__SOURCE MATERIAL__
** start **

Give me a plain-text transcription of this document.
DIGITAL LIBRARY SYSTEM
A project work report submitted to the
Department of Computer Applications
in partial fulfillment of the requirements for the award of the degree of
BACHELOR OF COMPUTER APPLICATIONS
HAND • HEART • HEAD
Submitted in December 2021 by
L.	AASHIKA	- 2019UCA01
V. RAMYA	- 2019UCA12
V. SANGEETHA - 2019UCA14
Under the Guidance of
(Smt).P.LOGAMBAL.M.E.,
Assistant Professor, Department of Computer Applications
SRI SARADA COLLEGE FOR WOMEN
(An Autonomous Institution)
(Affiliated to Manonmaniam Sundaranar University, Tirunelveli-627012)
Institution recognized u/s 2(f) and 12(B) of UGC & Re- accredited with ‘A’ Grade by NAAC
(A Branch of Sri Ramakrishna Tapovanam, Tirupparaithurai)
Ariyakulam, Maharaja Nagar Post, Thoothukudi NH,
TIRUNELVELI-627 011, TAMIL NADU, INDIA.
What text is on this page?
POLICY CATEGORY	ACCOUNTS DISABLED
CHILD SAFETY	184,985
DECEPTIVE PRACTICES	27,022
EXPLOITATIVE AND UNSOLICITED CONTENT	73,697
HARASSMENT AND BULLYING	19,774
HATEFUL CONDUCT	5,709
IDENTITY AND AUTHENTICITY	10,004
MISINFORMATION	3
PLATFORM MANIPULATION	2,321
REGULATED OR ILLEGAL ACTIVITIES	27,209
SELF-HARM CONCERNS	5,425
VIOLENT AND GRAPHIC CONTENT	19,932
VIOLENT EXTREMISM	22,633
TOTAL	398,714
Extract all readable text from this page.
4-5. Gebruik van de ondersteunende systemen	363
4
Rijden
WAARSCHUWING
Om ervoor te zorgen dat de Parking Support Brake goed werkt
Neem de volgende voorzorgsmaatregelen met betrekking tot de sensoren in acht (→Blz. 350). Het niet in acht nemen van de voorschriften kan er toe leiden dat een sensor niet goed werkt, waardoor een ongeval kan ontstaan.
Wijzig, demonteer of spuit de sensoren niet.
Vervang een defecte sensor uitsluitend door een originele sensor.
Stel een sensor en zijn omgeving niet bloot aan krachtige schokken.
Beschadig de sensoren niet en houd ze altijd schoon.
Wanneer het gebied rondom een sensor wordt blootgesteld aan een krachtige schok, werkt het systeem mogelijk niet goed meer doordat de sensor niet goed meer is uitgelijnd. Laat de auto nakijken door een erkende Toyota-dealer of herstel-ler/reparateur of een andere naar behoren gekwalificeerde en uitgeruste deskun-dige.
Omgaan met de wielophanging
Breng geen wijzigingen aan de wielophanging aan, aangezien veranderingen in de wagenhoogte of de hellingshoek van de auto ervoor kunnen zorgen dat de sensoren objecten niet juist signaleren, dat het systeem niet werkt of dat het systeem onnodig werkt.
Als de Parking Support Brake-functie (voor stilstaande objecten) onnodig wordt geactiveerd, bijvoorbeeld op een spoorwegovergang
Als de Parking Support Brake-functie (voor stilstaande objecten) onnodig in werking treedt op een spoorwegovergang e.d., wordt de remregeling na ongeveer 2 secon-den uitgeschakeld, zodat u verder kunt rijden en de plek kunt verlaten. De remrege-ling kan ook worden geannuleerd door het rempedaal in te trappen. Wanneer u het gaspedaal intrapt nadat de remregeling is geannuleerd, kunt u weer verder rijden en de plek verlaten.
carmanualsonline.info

** end **

__AIM OF THE TASK__
From the data above, count the lines where "Parking" occurs and give that figure and nothing else.

__SOLUTION FOR THIS EXERCISE__
3